__YOUR TASK__.
Check each line of the data below for the word "save", then extract the ones that have it.

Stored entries

----------------------------------------

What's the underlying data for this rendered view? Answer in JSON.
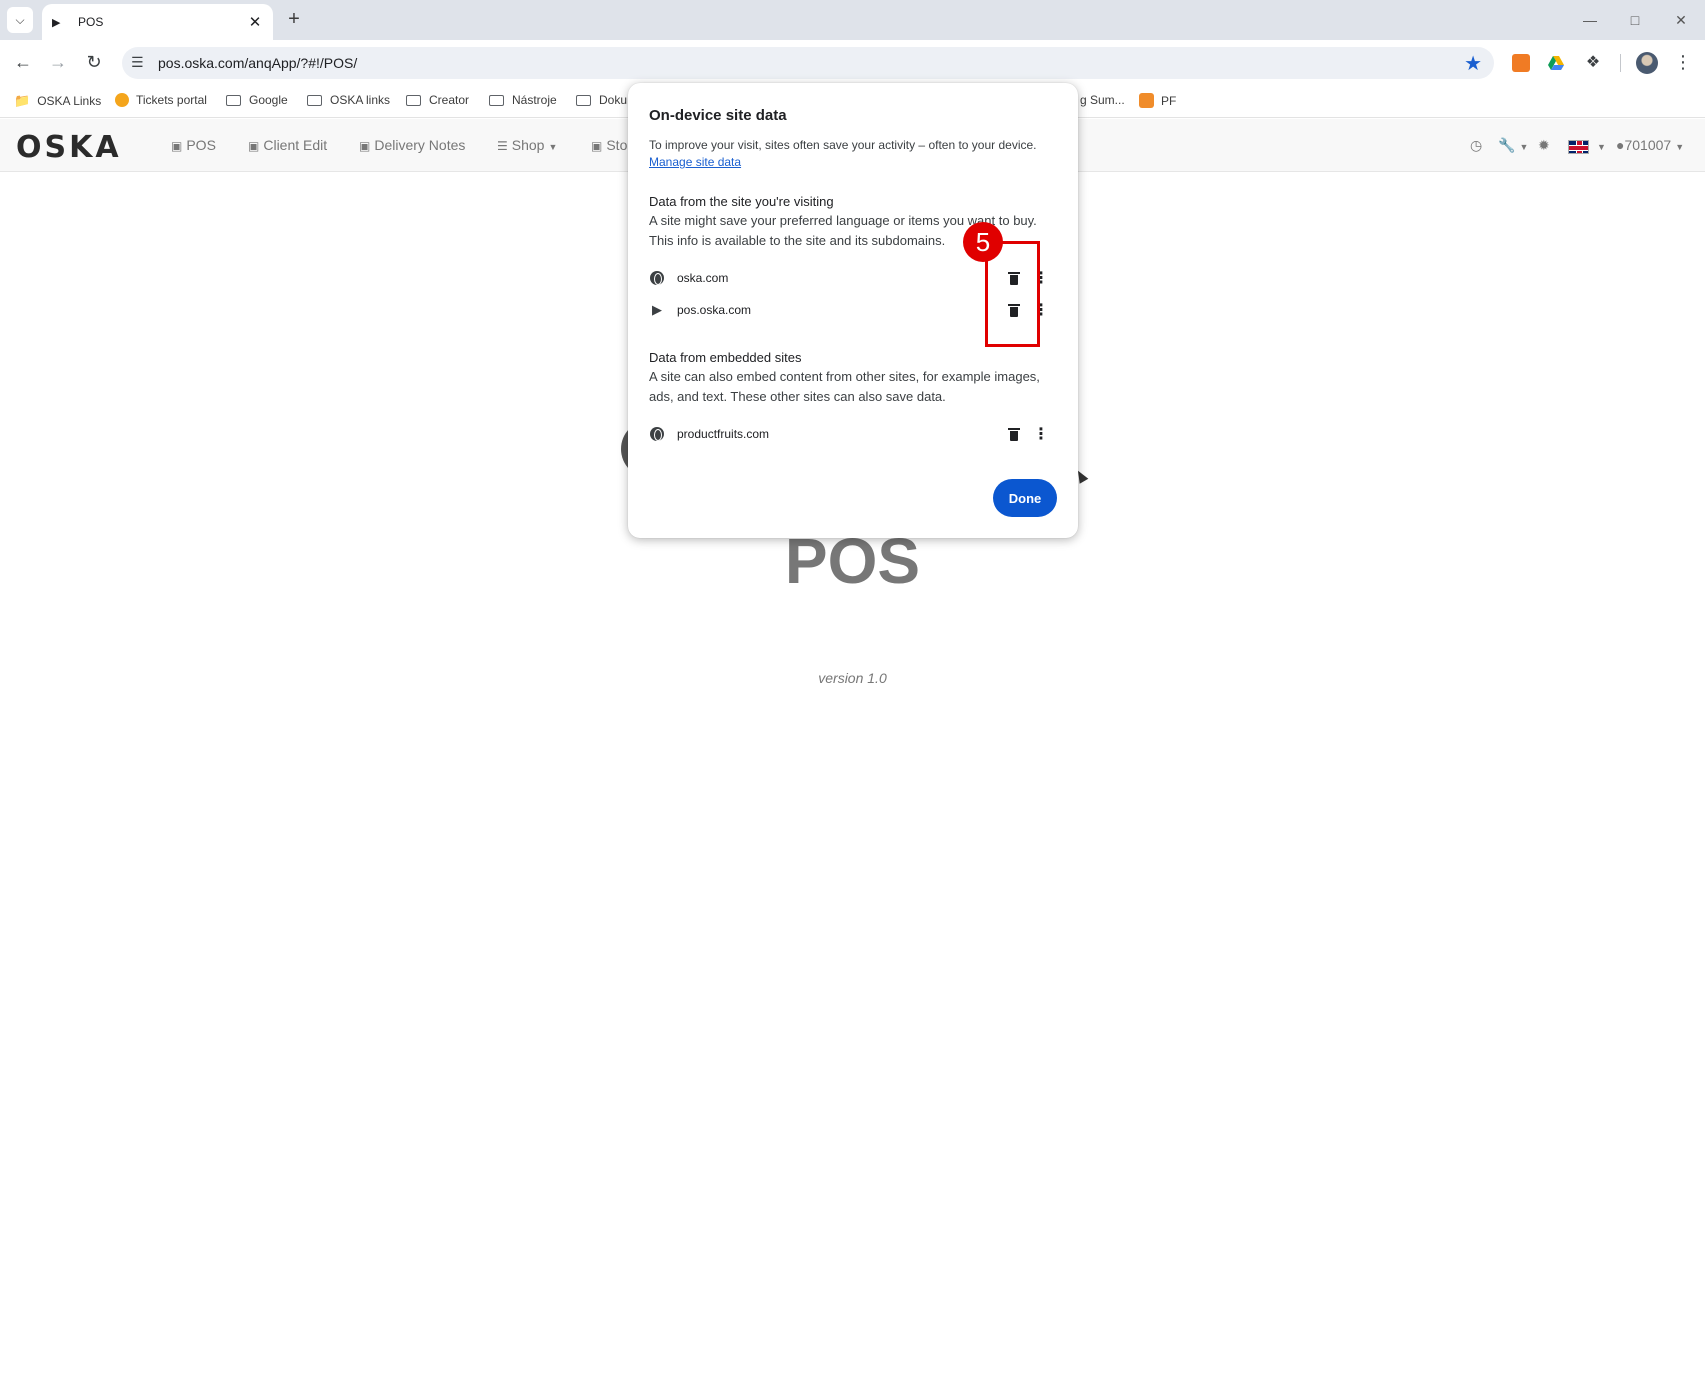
{
  "browser": {
    "tab": {
      "title": "POS"
    },
    "address_bar": {
      "url": "pos.oska.com/anqApp/?#!/POS/"
    },
    "bookmarks": [
      {
        "label": "OSKA Links",
        "icon": "managed-bookmarks-icon"
      },
      {
        "label": "Tickets portal",
        "icon": "tickets-icon"
      },
      {
        "label": "Google",
        "icon": "folder-icon"
      },
      {
        "label": "OSKA links",
        "icon": "folder-icon"
      },
      {
        "label": "Creator",
        "icon": "folder-icon"
      },
      {
        "label": "Nástroje",
        "icon": "folder-icon"
      },
      {
        "label": "Doku",
        "icon": "folder-icon"
      },
      {
        "label": "g Sum...",
        "icon": ""
      },
      {
        "label": "PF",
        "icon": "pf-icon"
      }
    ]
  },
  "site_nav": {
    "logo": "OSKA",
    "items": [
      {
        "label": "POS",
        "icon": "shopping-bag-icon"
      },
      {
        "label": "Client Edit",
        "icon": "contact-card-icon"
      },
      {
        "label": "Delivery Notes",
        "icon": "archive-icon"
      },
      {
        "label": "Shop",
        "icon": "sliders-icon"
      },
      {
        "label": "Sto",
        "icon": "archive-icon"
      }
    ],
    "user_id": "701007"
  },
  "page": {
    "title": "POS",
    "version": "version 1.0"
  },
  "dialog": {
    "title": "On-device site data",
    "intro": "To improve your visit, sites often save your activity – often to your device.",
    "manage_link": "Manage site data",
    "visiting_section": {
      "heading": "Data from the site you're visiting",
      "line1": "A site might save your preferred language or items you want to buy.",
      "line2": "This info is available to the site and its subdomains.",
      "sites": [
        {
          "name": "oska.com",
          "icon": "globe-icon"
        },
        {
          "name": "pos.oska.com",
          "icon": "expand-arrow-icon"
        }
      ]
    },
    "embedded_section": {
      "heading": "Data from embedded sites",
      "body": "A site can also embed content from other sites, for example images, ads, and text. These other sites can also save data.",
      "sites": [
        {
          "name": "productfruits.com",
          "icon": "globe-icon"
        }
      ]
    },
    "done_label": "Done"
  },
  "annotation": {
    "step_number": "5",
    "color": "#e00000"
  }
}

----------------------------------------

__WRITTEN RESPONSE__.
    "intro": "To improve your visit, sites often save your activity – often to your device.",
      "line1": "A site might save your preferred language or items you want to buy.",
      "body": "A site can also embed content from other sites, for example images, ads, and text. These other sites can also save data.",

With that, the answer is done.